Task statement
Read the records below. Copy each line where the string "JSON" occurs.
***** Material for this task *****
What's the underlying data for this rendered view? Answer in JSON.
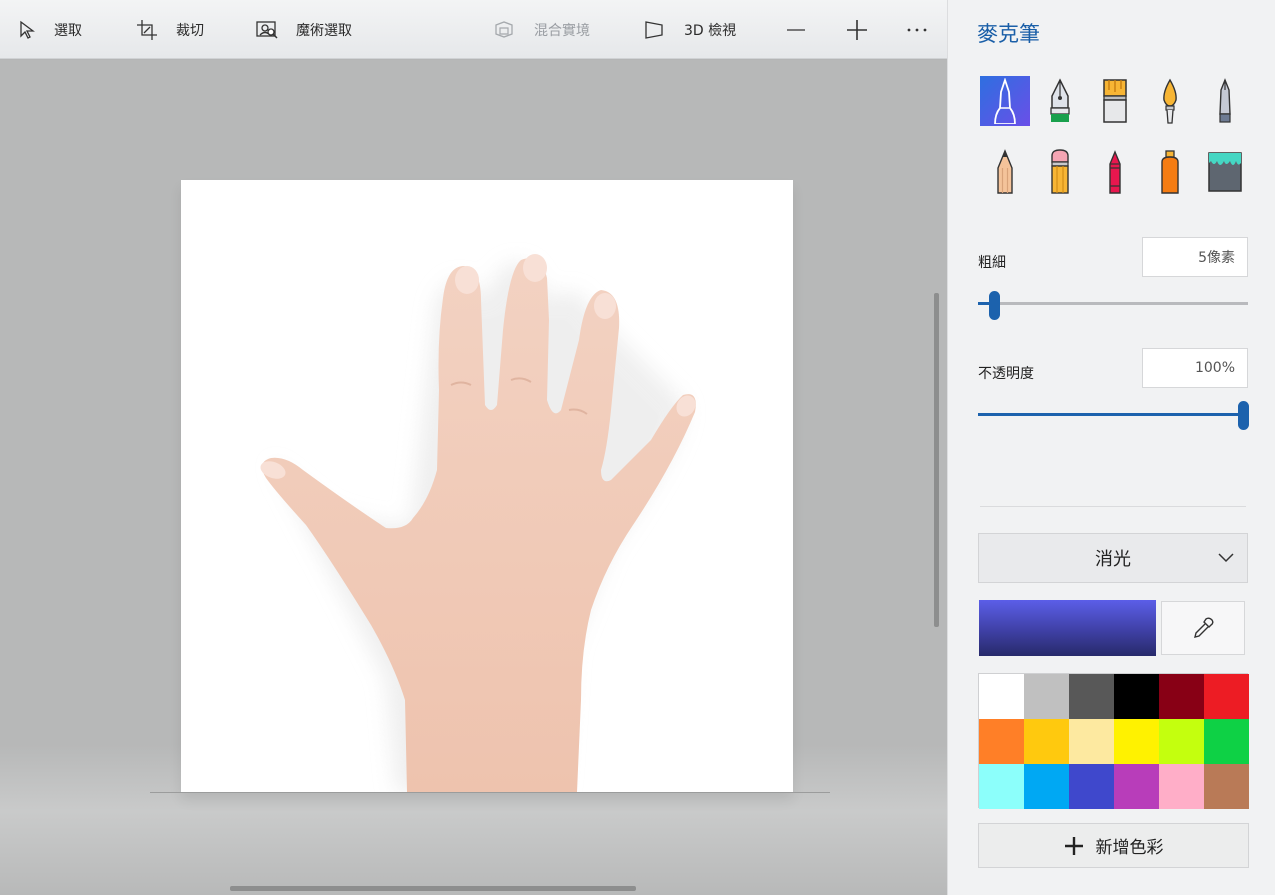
{
  "toolbar": {
    "select_label": "選取",
    "crop_label": "裁切",
    "magic_select_label": "魔術選取",
    "mixed_reality_label": "混合實境",
    "view3d_label": "3D 檢視"
  },
  "panel": {
    "title": "麥克筆",
    "brushes": [
      "marker",
      "calligraphy-pen-1",
      "oil-brush",
      "watercolor",
      "calligraphy-pen-2",
      "pencil",
      "eraser",
      "crayon",
      "spray-can",
      "fill-bucket"
    ],
    "selected_brush": "marker",
    "thickness_label": "粗細",
    "thickness_value": "5像素",
    "thickness_level": 0.06,
    "opacity_label": "不透明度",
    "opacity_value": "100%",
    "opacity_level": 1.0,
    "finish_label": "消光",
    "current_color": "#4a4dc9",
    "palette": [
      "#ffffff",
      "#c0c0c0",
      "#585858",
      "#000000",
      "#880015",
      "#ed1c24",
      "#ff7f27",
      "#ffc90e",
      "#fde9a0",
      "#fff200",
      "#c4ff0e",
      "#0ed145",
      "#8cfffb",
      "#00a8f3",
      "#3f48cc",
      "#b83dba",
      "#ffaec8",
      "#b97a57"
    ],
    "add_color_label": "新增色彩"
  },
  "colors": {
    "accent": "#1c62ad",
    "title": "#1a5fa8"
  }
}
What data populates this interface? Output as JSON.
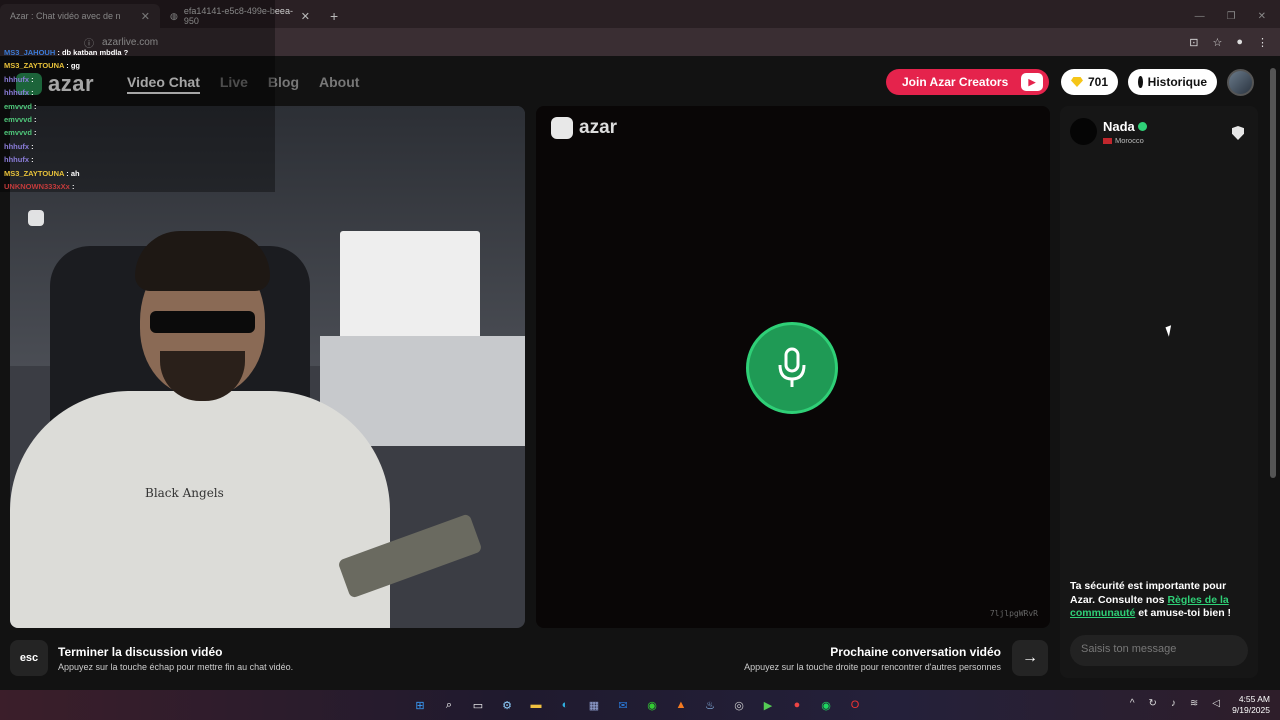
*****
Written response
What's the underlying data for this rendered view? Answer in JSON.
What data populates this interface? Output as JSON.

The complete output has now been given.